— TASK TO CARRY OUT —
Copy out the records precisely, omitting pictures.

[Rows from a figure dataset]

start

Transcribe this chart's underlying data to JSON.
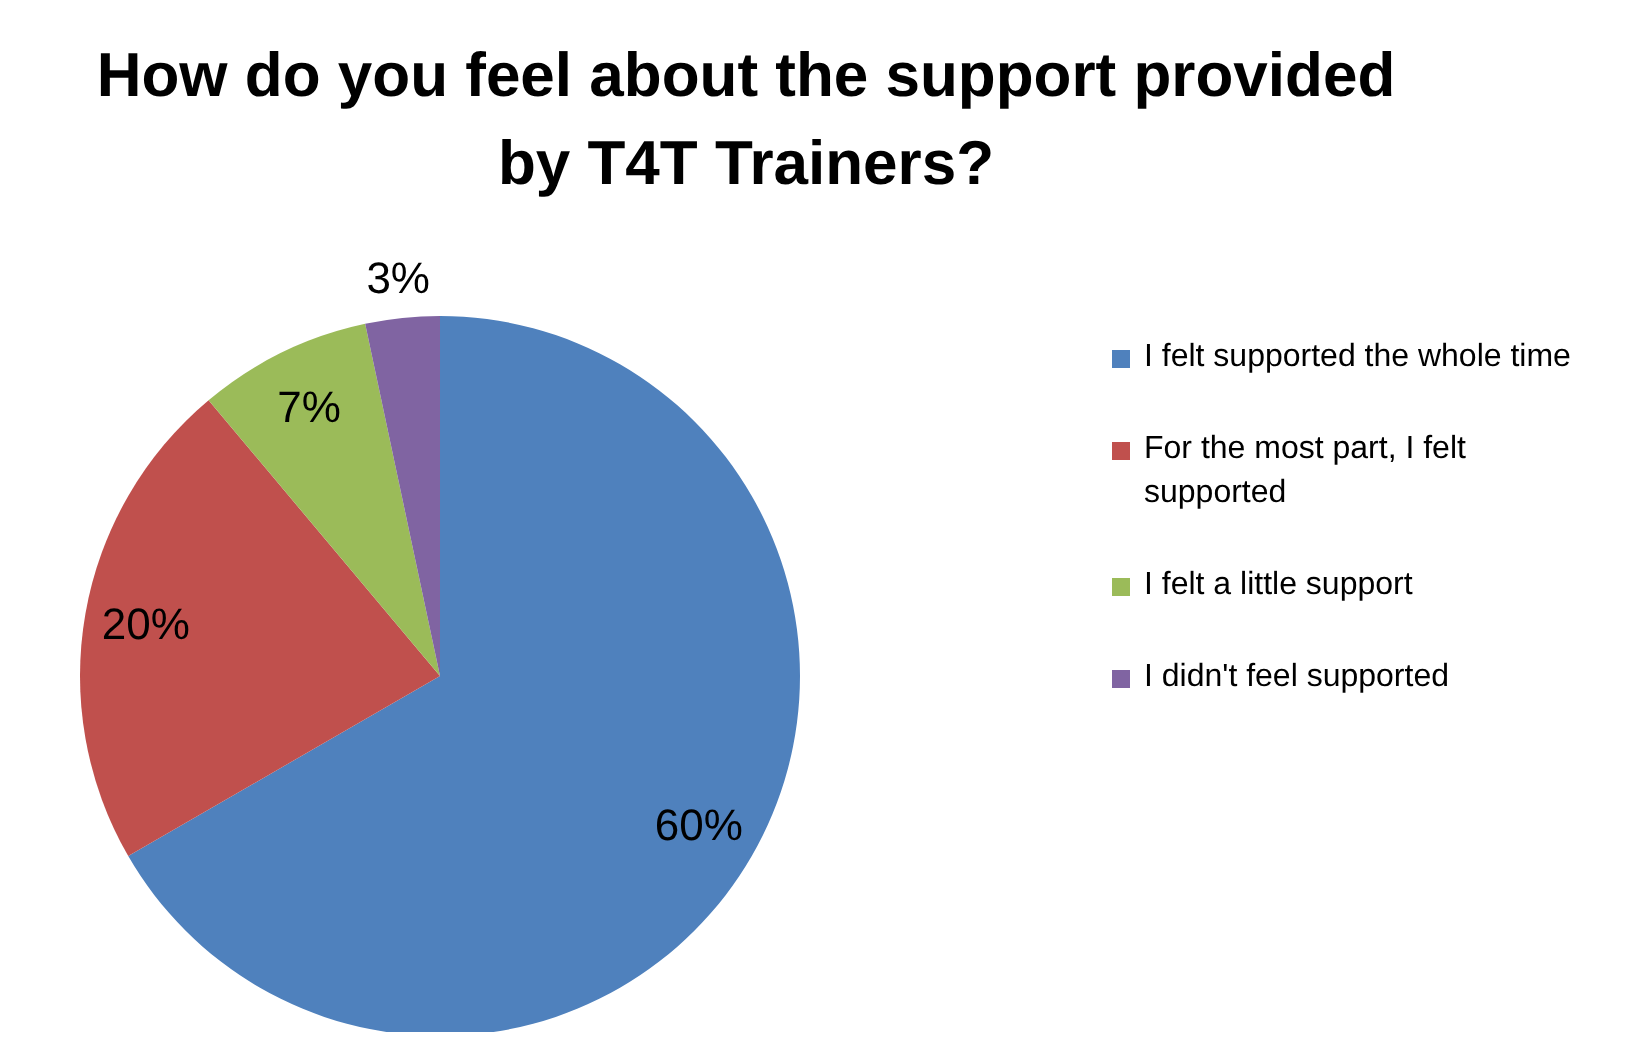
{
  "chart_data": {
    "type": "pie",
    "title": "How do you feel about the support provided by T4T Trainers?",
    "categories": [
      "I felt supported the whole time",
      "For the most part, I felt supported",
      "I felt a little support",
      "I didn't feel supported"
    ],
    "values": [
      60,
      20,
      7,
      3
    ],
    "colors": [
      "#4f81bd",
      "#c0504d",
      "#9bbb59",
      "#8064a2"
    ],
    "value_labels": [
      "60%",
      "20%",
      "7%",
      "3%"
    ],
    "legend": "right"
  }
}
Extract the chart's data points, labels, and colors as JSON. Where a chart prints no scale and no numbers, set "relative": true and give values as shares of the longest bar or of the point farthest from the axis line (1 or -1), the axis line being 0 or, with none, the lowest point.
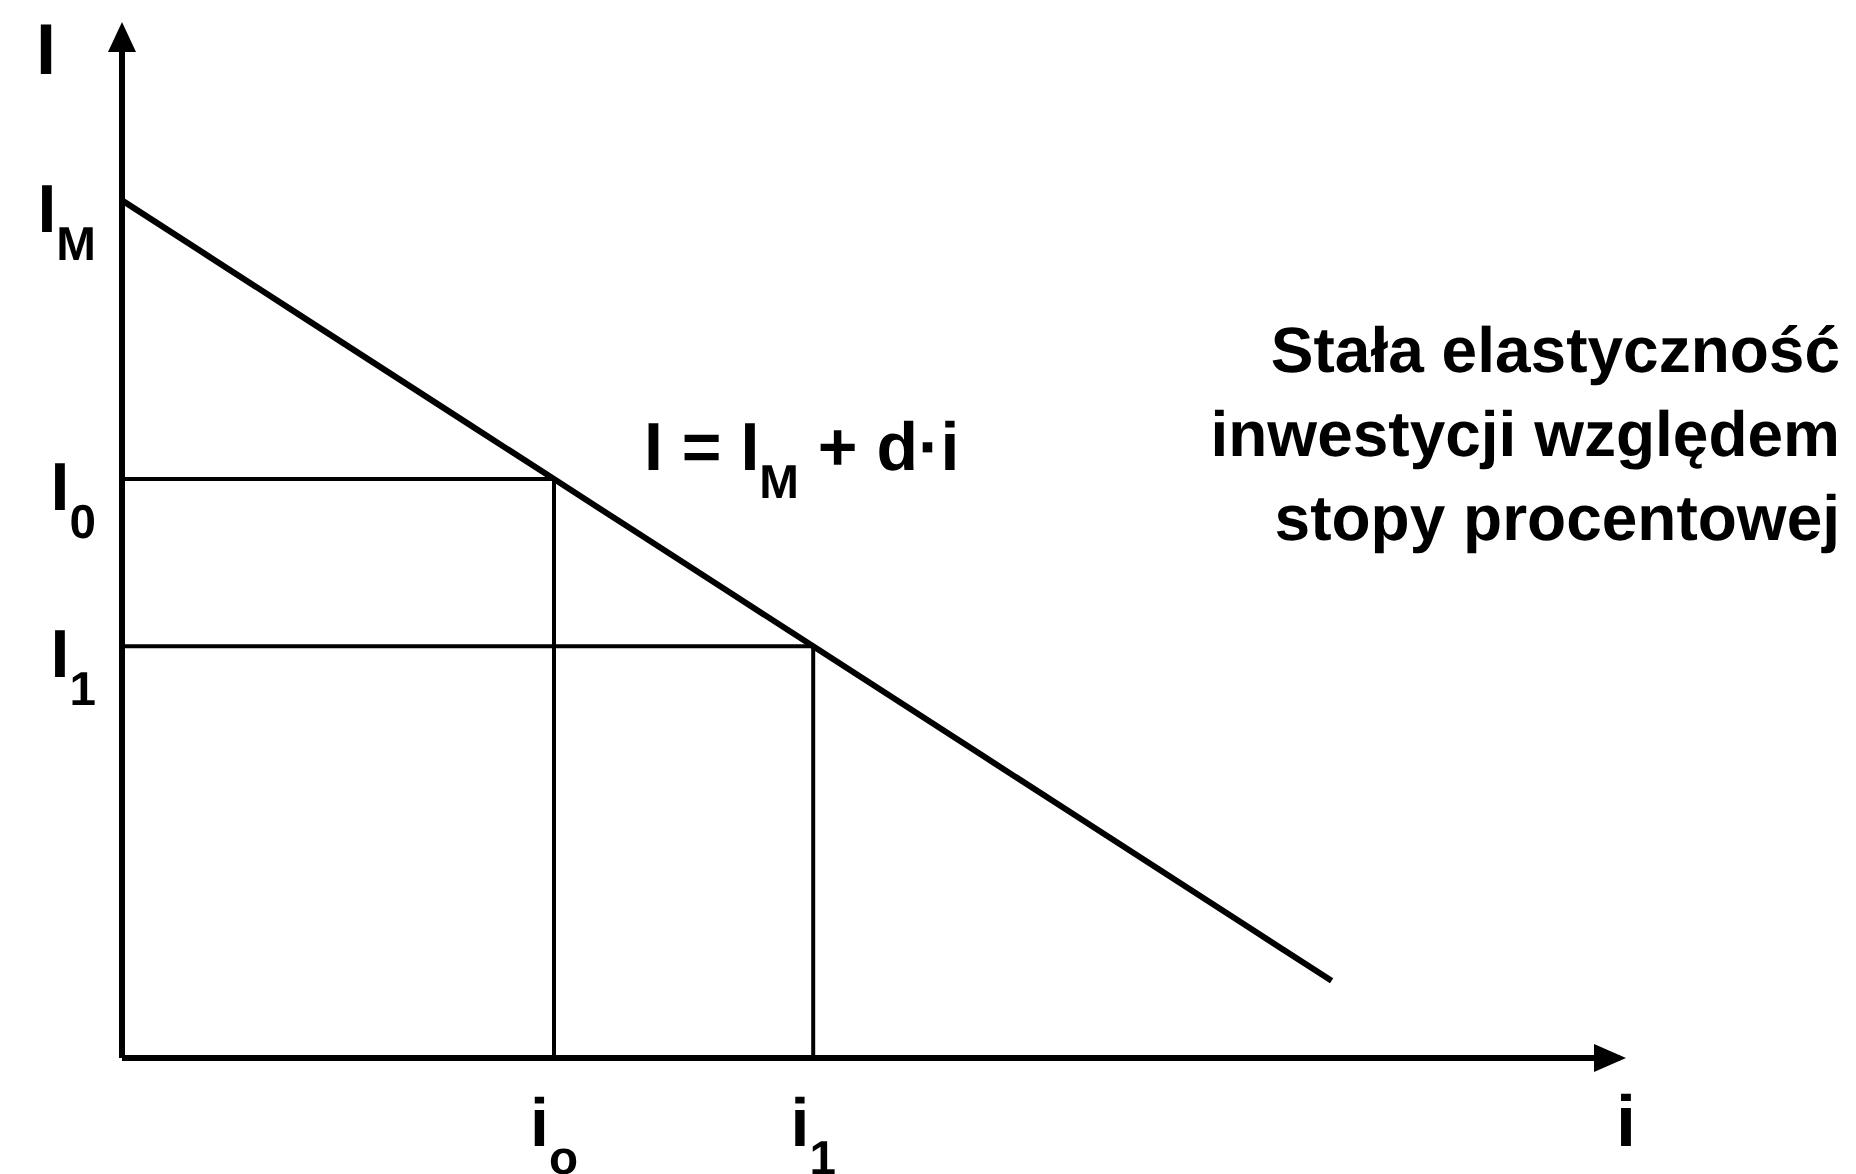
{
  "chart_data": {
    "type": "line",
    "title": "Stała elastyczność inwestycji względem stopy procentowej",
    "xlabel": "i",
    "ylabel": "I",
    "relative": true,
    "categories": [
      null,
      null,
      null,
      null,
      null,
      "i$_{o}$",
      null,
      null,
      "i$_{1}$",
      null,
      null,
      null,
      null,
      null,
      null
    ],
    "series": [
      {
        "color": "#000000",
        "values": [
          1,
          0.935,
          0.87,
          0.805,
          0.74,
          0.675,
          0.61,
          0.545,
          0.48,
          0.415,
          0.35,
          0.285,
          0.22,
          0.155,
          0.09
        ]
      }
    ],
    "ref_lines": [
      {
        "axis": "y",
        "value": 0.675,
        "label": "I$_{0}$",
        "color": "#000000"
      },
      {
        "axis": "y",
        "value": 0.48,
        "label": "I$_{1}$",
        "color": "#000000"
      },
      {
        "axis": "x",
        "value": "i$_{o}$",
        "color": "#000000"
      },
      {
        "axis": "x",
        "value": "i$_{1}$",
        "color": "#000000"
      }
    ],
    "annotations": [
      "I = I$_{M}$ + d·i",
      "I$_{M}$"
    ]
  }
}
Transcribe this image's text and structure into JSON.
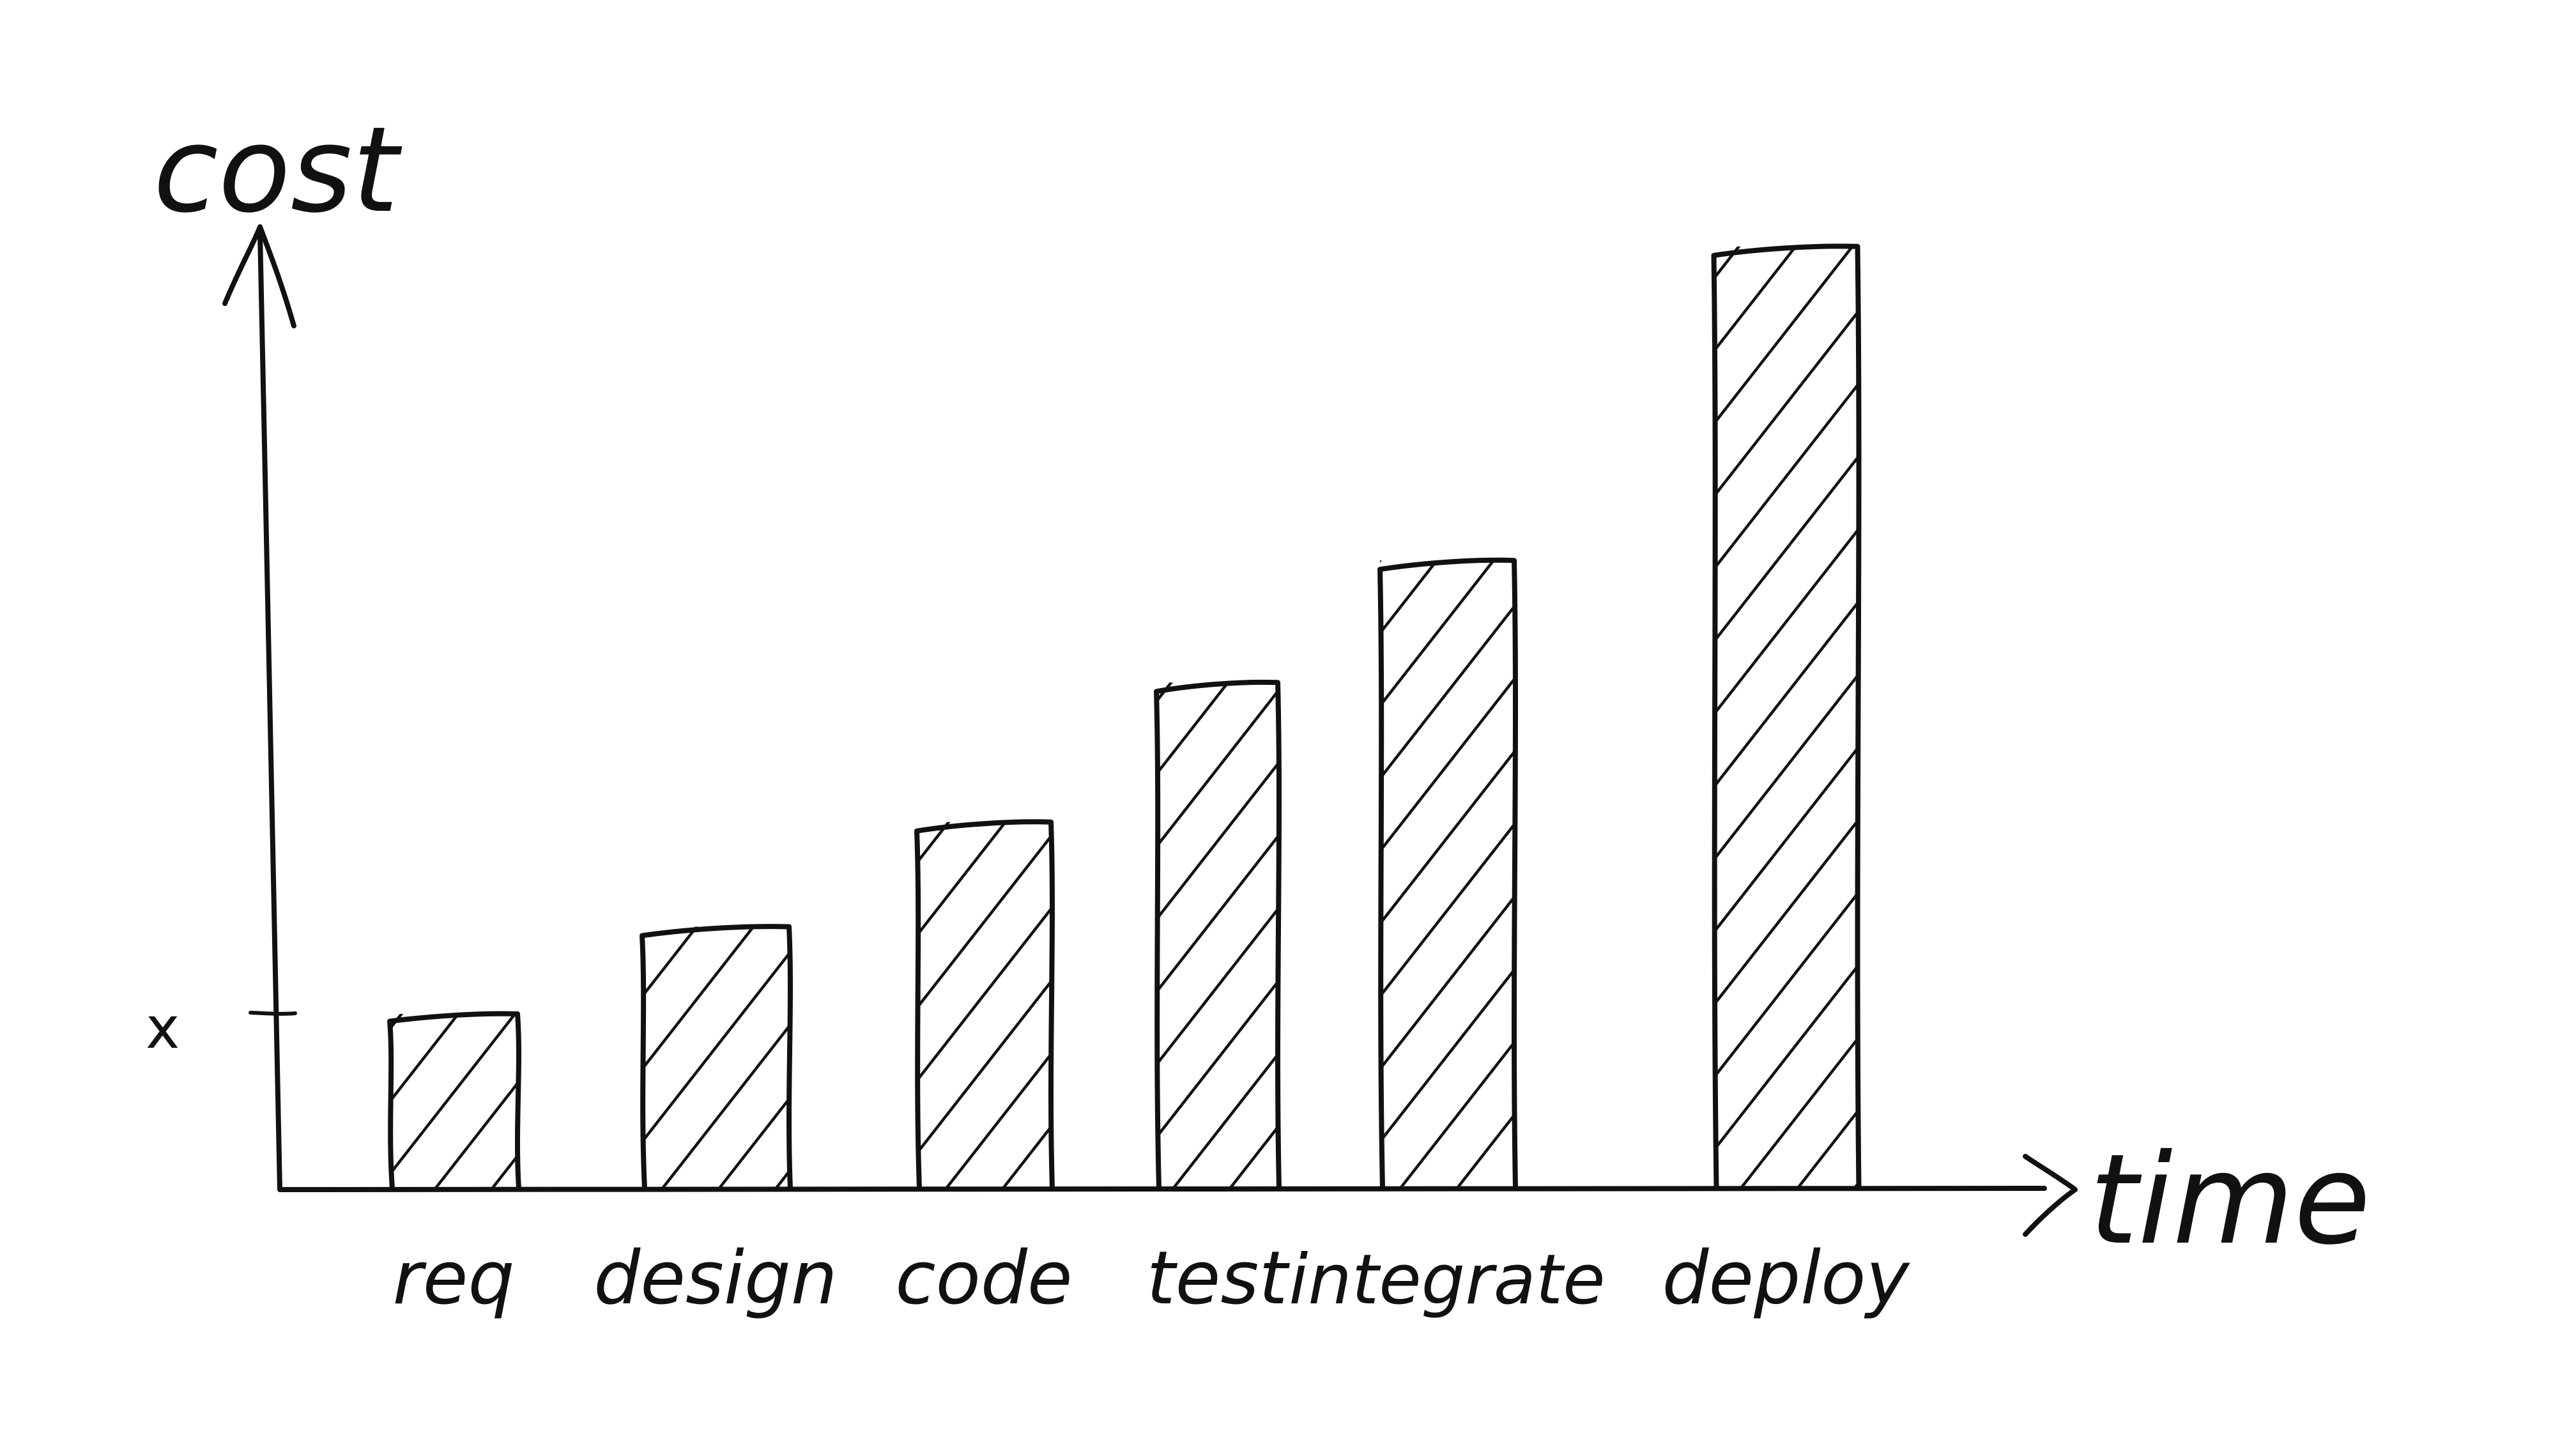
{
  "chart_data": {
    "type": "bar",
    "title": "",
    "xlabel": "time",
    "ylabel": "cost",
    "ytick_label": "x",
    "ytick_value": 1,
    "categories": [
      "req",
      "design",
      "code",
      "test",
      "integrate",
      "deploy"
    ],
    "values": [
      1,
      1.5,
      2.1,
      2.9,
      3.6,
      5.4
    ],
    "ylim": [
      0,
      5.8
    ],
    "grid": false,
    "legend": "none",
    "bar_fill": "hatched"
  },
  "colors": {
    "ink": "#111111",
    "background": "#ffffff"
  }
}
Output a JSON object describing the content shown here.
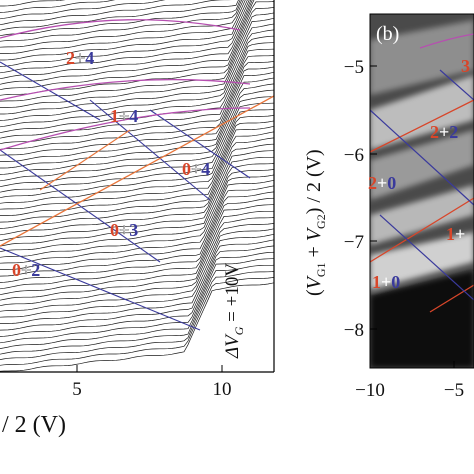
{
  "panel_a": {
    "x_ticks": [
      "5",
      "10"
    ],
    "x_axis_label_fragment": "/ 2 (V)",
    "delta_label": "ΔV",
    "delta_sub": "G",
    "delta_value": " = +10V",
    "peak_labels": [
      {
        "left": "2",
        "plus": "+",
        "right": "4"
      },
      {
        "left": "1",
        "plus": "+",
        "right": "4"
      },
      {
        "left": "0",
        "plus": "+",
        "right": "4"
      },
      {
        "left": "0",
        "plus": "+",
        "right": "3"
      },
      {
        "left": "0",
        "plus": "+",
        "right": "2"
      }
    ]
  },
  "panel_b": {
    "tag": "(b)",
    "y_ticks": [
      "−5",
      "−6",
      "−7",
      "−8"
    ],
    "x_ticks": [
      "−10",
      "−5"
    ],
    "y_label": {
      "open": "(",
      "v1": "V",
      "s1": "G1",
      "plus": " + ",
      "v2": "V",
      "s2": "G2",
      "close": ") / 2 (V)"
    },
    "state_labels": [
      {
        "left": "3",
        "plus": "",
        "right": ""
      },
      {
        "left": "2",
        "plus": "+",
        "right": "2"
      },
      {
        "left": "2",
        "plus": "+",
        "right": "0"
      },
      {
        "left": "1",
        "plus": "+",
        "right": ""
      },
      {
        "left": "1",
        "plus": "+",
        "right": "0"
      }
    ]
  },
  "colors": {
    "red": "#d8462a",
    "blue": "#3a3a9c",
    "magenta": "#b64fb0",
    "orange": "#e8753a"
  }
}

end

— THE OUTPUT —
Transcribe this chart's underlying data to JSON.
{
  "chart_data": {
    "type": "pie",
    "title": "How do you feel about the support provided by T4T Trainers?",
    "categories": [
      "I felt supported the whole time",
      "For the most part, I felt supported",
      "I felt a little support",
      "I didn't feel supported"
    ],
    "values": [
      60,
      20,
      7,
      3
    ],
    "colors": [
      "#4f81bd",
      "#c0504d",
      "#9bbb59",
      "#8064a2"
    ],
    "value_labels": [
      "60%",
      "20%",
      "7%",
      "3%"
    ],
    "legend": "right"
  }
}
Extract the chart's data points, labels, and colors as JSON. Where a chart prints no scale and no numbers, set "relative": true and give values as shares of the longest bar or of the point farthest from the axis line (1 or -1), the axis line being 0 or, with none, the lowest point.
{
  "chart_data": {
    "type": "line",
    "title": "Stała elastyczność inwestycji względem stopy procentowej",
    "xlabel": "i",
    "ylabel": "I",
    "relative": true,
    "categories": [
      null,
      null,
      null,
      null,
      null,
      "i$_{o}$",
      null,
      null,
      "i$_{1}$",
      null,
      null,
      null,
      null,
      null,
      null
    ],
    "series": [
      {
        "color": "#000000",
        "values": [
          1,
          0.935,
          0.87,
          0.805,
          0.74,
          0.675,
          0.61,
          0.545,
          0.48,
          0.415,
          0.35,
          0.285,
          0.22,
          0.155,
          0.09
        ]
      }
    ],
    "ref_lines": [
      {
        "axis": "y",
        "value": 0.675,
        "label": "I$_{0}$",
        "color": "#000000"
      },
      {
        "axis": "y",
        "value": 0.48,
        "label": "I$_{1}$",
        "color": "#000000"
      },
      {
        "axis": "x",
        "value": "i$_{o}$",
        "color": "#000000"
      },
      {
        "axis": "x",
        "value": "i$_{1}$",
        "color": "#000000"
      }
    ],
    "annotations": [
      "I = I$_{M}$ + d·i",
      "I$_{M}$"
    ]
  }
}
Transcribe this image's text and structure into JSON.
{
  "chart_data": {
    "type": "bar",
    "title": "",
    "xlabel": "time",
    "ylabel": "cost",
    "ytick_label": "x",
    "ytick_value": 1,
    "categories": [
      "req",
      "design",
      "code",
      "test",
      "integrate",
      "deploy"
    ],
    "values": [
      1,
      1.5,
      2.1,
      2.9,
      3.6,
      5.4
    ],
    "ylim": [
      0,
      5.8
    ],
    "grid": false,
    "legend": "none",
    "bar_fill": "hatched"
  },
  "colors": {
    "ink": "#111111",
    "background": "#ffffff"
  }
}
Output a JSON object describing the content shown here.
{
  "panel_a": {
    "x_ticks": [
      "5",
      "10"
    ],
    "x_axis_label_fragment": "/ 2 (V)",
    "delta_label": "ΔV",
    "delta_sub": "G",
    "delta_value": " = +10V",
    "peak_labels": [
      {
        "left": "2",
        "plus": "+",
        "right": "4"
      },
      {
        "left": "1",
        "plus": "+",
        "right": "4"
      },
      {
        "left": "0",
        "plus": "+",
        "right": "4"
      },
      {
        "left": "0",
        "plus": "+",
        "right": "3"
      },
      {
        "left": "0",
        "plus": "+",
        "right": "2"
      }
    ]
  },
  "panel_b": {
    "tag": "(b)",
    "y_ticks": [
      "−5",
      "−6",
      "−7",
      "−8"
    ],
    "x_ticks": [
      "−10",
      "−5"
    ],
    "y_label": {
      "open": "(",
      "v1": "V",
      "s1": "G1",
      "plus": " + ",
      "v2": "V",
      "s2": "G2",
      "close": ") / 2 (V)"
    },
    "state_labels": [
      {
        "left": "3",
        "plus": "",
        "right": ""
      },
      {
        "left": "2",
        "plus": "+",
        "right": "2"
      },
      {
        "left": "2",
        "plus": "+",
        "right": "0"
      },
      {
        "left": "1",
        "plus": "+",
        "right": ""
      },
      {
        "left": "1",
        "plus": "+",
        "right": "0"
      }
    ]
  },
  "colors": {
    "red": "#d8462a",
    "blue": "#3a3a9c",
    "magenta": "#b64fb0",
    "orange": "#e8753a"
  }
}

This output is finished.